▶ TO DO
Keep the images out and copy every entry below exactly.

- - - - -

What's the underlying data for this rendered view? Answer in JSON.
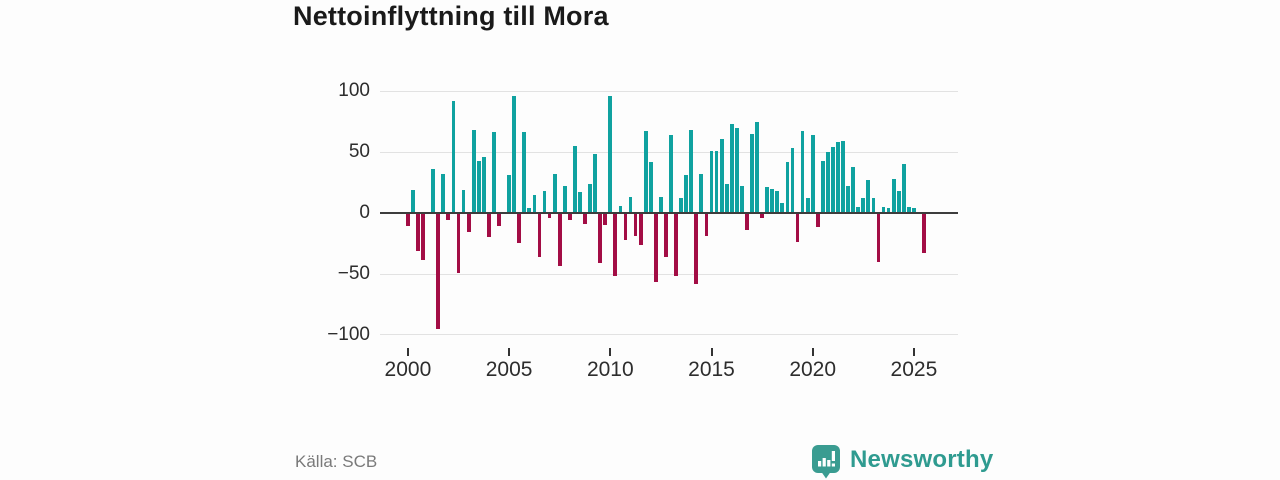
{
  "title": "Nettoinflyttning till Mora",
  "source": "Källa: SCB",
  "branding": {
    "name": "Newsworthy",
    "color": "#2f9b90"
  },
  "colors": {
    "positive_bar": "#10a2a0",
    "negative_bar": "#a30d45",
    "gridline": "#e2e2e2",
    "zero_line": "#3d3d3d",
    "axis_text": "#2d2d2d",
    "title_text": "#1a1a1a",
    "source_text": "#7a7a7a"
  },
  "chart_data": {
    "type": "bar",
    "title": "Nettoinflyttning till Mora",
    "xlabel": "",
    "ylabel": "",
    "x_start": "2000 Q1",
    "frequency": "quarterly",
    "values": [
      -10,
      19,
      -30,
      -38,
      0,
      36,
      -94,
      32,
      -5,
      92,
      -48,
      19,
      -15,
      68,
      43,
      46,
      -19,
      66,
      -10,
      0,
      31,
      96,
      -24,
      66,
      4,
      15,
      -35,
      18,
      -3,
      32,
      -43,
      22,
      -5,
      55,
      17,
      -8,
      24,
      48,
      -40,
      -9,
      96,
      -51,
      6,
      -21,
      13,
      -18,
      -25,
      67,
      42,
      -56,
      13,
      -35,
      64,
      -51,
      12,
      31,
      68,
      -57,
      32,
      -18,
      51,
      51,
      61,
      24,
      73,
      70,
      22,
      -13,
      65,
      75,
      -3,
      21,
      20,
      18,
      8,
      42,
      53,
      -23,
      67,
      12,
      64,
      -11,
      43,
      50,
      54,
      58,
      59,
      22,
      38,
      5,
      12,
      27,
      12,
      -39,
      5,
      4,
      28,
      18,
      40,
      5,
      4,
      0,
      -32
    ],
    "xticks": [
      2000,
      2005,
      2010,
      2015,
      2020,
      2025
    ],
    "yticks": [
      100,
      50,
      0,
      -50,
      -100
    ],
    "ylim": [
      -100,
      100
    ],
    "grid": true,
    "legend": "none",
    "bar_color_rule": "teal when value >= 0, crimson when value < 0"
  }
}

- - - - -

▶ EXERCISE OUTPUT
What's the underlying data for this rendered view? Answer in JSON.
{
  "title": "Nettoinflyttning till Mora",
  "source": "Källa: SCB",
  "branding": {
    "name": "Newsworthy",
    "color": "#2f9b90"
  },
  "colors": {
    "positive_bar": "#10a2a0",
    "negative_bar": "#a30d45",
    "gridline": "#e2e2e2",
    "zero_line": "#3d3d3d",
    "axis_text": "#2d2d2d",
    "title_text": "#1a1a1a",
    "source_text": "#7a7a7a"
  },
  "chart_data": {
    "type": "bar",
    "title": "Nettoinflyttning till Mora",
    "xlabel": "",
    "ylabel": "",
    "x_start": "2000 Q1",
    "frequency": "quarterly",
    "values": [
      -10,
      19,
      -30,
      -38,
      0,
      36,
      -94,
      32,
      -5,
      92,
      -48,
      19,
      -15,
      68,
      43,
      46,
      -19,
      66,
      -10,
      0,
      31,
      96,
      -24,
      66,
      4,
      15,
      -35,
      18,
      -3,
      32,
      -43,
      22,
      -5,
      55,
      17,
      -8,
      24,
      48,
      -40,
      -9,
      96,
      -51,
      6,
      -21,
      13,
      -18,
      -25,
      67,
      42,
      -56,
      13,
      -35,
      64,
      -51,
      12,
      31,
      68,
      -57,
      32,
      -18,
      51,
      51,
      61,
      24,
      73,
      70,
      22,
      -13,
      65,
      75,
      -3,
      21,
      20,
      18,
      8,
      42,
      53,
      -23,
      67,
      12,
      64,
      -11,
      43,
      50,
      54,
      58,
      59,
      22,
      38,
      5,
      12,
      27,
      12,
      -39,
      5,
      4,
      28,
      18,
      40,
      5,
      4,
      0,
      -32
    ],
    "xticks": [
      2000,
      2005,
      2010,
      2015,
      2020,
      2025
    ],
    "yticks": [
      100,
      50,
      0,
      -50,
      -100
    ],
    "ylim": [
      -100,
      100
    ],
    "grid": true,
    "legend": "none",
    "bar_color_rule": "teal when value >= 0, crimson when value < 0"
  }
}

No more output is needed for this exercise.